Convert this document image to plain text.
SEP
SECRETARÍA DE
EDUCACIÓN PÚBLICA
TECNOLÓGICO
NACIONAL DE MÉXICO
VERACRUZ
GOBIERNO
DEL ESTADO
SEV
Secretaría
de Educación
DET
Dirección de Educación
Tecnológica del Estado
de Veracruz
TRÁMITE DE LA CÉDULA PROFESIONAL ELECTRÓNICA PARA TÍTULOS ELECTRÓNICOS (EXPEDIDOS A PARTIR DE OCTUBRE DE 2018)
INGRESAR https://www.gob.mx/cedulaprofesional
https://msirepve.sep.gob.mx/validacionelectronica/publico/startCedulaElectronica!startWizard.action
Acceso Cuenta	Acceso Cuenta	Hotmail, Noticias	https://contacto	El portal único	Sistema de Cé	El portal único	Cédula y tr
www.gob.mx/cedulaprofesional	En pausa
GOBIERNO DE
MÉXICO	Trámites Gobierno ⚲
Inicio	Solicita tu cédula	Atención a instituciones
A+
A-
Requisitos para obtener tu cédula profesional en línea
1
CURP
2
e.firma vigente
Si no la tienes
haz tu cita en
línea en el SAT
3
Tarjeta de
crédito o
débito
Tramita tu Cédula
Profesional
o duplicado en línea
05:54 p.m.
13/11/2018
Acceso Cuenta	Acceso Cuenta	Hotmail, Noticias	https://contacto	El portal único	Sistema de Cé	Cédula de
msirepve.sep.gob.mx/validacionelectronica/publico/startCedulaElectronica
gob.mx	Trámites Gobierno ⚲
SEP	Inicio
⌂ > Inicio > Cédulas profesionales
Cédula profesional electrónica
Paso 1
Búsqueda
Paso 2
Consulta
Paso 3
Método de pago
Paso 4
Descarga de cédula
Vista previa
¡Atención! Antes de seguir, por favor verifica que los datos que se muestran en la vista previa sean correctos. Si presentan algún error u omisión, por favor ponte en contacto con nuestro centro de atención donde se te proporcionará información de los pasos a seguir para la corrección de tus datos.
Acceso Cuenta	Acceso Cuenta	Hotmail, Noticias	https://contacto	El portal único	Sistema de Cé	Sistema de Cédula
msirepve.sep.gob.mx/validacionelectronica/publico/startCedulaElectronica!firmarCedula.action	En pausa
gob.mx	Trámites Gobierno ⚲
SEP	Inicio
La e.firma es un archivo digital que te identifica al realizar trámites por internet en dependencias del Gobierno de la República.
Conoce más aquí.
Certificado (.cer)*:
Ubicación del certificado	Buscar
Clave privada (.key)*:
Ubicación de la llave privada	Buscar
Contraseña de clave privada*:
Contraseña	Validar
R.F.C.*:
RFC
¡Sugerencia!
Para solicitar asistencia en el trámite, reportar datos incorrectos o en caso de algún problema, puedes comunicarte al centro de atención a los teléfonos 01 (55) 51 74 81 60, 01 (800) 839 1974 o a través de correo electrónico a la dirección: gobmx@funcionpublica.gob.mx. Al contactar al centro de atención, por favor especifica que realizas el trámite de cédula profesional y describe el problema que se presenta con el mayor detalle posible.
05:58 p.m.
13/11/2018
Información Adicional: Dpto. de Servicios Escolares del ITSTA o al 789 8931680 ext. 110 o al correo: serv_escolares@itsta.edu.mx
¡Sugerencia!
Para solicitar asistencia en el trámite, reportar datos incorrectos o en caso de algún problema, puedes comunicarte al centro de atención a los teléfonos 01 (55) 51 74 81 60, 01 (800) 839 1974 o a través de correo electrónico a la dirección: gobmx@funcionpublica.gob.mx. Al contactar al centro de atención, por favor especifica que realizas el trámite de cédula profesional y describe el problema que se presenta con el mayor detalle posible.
===
Reproduce the entries above in full, verbatim.

SOLVED EXERCISE »
Convert this document image to plain text.
SEP
SECRETARÍA DE
EDUCACIÓN PÚBLICA
TECNOLÓGICO
NACIONAL DE MÉXICO
VERACRUZ
GOBIERNO
DEL ESTADO
SEV
Secretaría
de Educación
DET
Dirección de Educación
Tecnológica del Estado
de Veracruz
TRÁMITE DE LA CÉDULA PROFESIONAL ELECTRÓNICA PARA TÍTULOS ELECTRÓNICOS (EXPEDIDOS A PARTIR DE OCTUBRE DE 2018)
INGRESAR https://www.gob.mx/cedulaprofesional
https://msirepve.sep.gob.mx/validacionelectronica/publico/startCedulaElectronica!startWizard.action
Acceso Cuenta	Acceso Cuenta	Hotmail, Noticias	https://contacto	El portal único	Sistema de Cé	El portal único	Cédula y tr
www.gob.mx/cedulaprofesional	En pausa
GOBIERNO DE
MÉXICO	Trámites Gobierno ⚲
Inicio	Solicita tu cédula	Atención a instituciones
A+
A-
Requisitos para obtener tu cédula profesional en línea
1
CURP
2
e.firma vigente
Si no la tienes
haz tu cita en
línea en el SAT
3
Tarjeta de
crédito o
débito
Tramita tu Cédula
Profesional
o duplicado en línea
05:54 p.m.
13/11/2018
Acceso Cuenta	Acceso Cuenta	Hotmail, Noticias	https://contacto	El portal único	Sistema de Cé	Cédula de
msirepve.sep.gob.mx/validacionelectronica/publico/startCedulaElectronica
gob.mx	Trámites Gobierno ⚲
SEP	Inicio
⌂ > Inicio > Cédulas profesionales
Cédula profesional electrónica
Paso 1
Búsqueda
Paso 2
Consulta
Paso 3
Método de pago
Paso 4
Descarga de cédula
Vista previa
¡Atención! Antes de seguir, por favor verifica que los datos que se muestran en la vista previa sean correctos. Si presentan algún error u omisión, por favor ponte en contacto con nuestro centro de atención donde se te proporcionará información de los pasos a seguir para la corrección de tus datos.
Acceso Cuenta	Acceso Cuenta	Hotmail, Noticias	https://contacto	El portal único	Sistema de Cé	Sistema de Cédula
msirepve.sep.gob.mx/validacionelectronica/publico/startCedulaElectronica!firmarCedula.action	En pausa
gob.mx	Trámites Gobierno ⚲
SEP	Inicio
La e.firma es un archivo digital que te identifica al realizar trámites por internet en dependencias del Gobierno de la República.
Conoce más aquí.
Certificado (.cer)*:
Ubicación del certificado	Buscar
Clave privada (.key)*:
Ubicación de la llave privada	Buscar
Contraseña de clave privada*:
Contraseña	Validar
R.F.C.*:
RFC
¡Sugerencia!
Para solicitar asistencia en el trámite, reportar datos incorrectos o en caso de algún problema, puedes comunicarte al centro de atención a los teléfonos 01 (55) 51 74 81 60, 01 (800) 839 1974 o a través de correo electrónico a la dirección: gobmx@funcionpublica.gob.mx. Al contactar al centro de atención, por favor especifica que realizas el trámite de cédula profesional y describe el problema que se presenta con el mayor detalle posible.
05:58 p.m.
13/11/2018
Información Adicional: Dpto. de Servicios Escolares del ITSTA o al 789 8931680 ext. 110 o al correo: serv_escolares@itsta.edu.mx
¡Sugerencia!
Para solicitar asistencia en el trámite, reportar datos incorrectos o en caso de algún problema, puedes comunicarte al centro de atención a los teléfonos 01 (55) 51 74 81 60, 01 (800) 839 1974 o a través de correo electrónico a la dirección: gobmx@funcionpublica.gob.mx. Al contactar al centro de atención, por favor especifica que realizas el trámite de cédula profesional y describe el problema que se presenta con el mayor detalle posible.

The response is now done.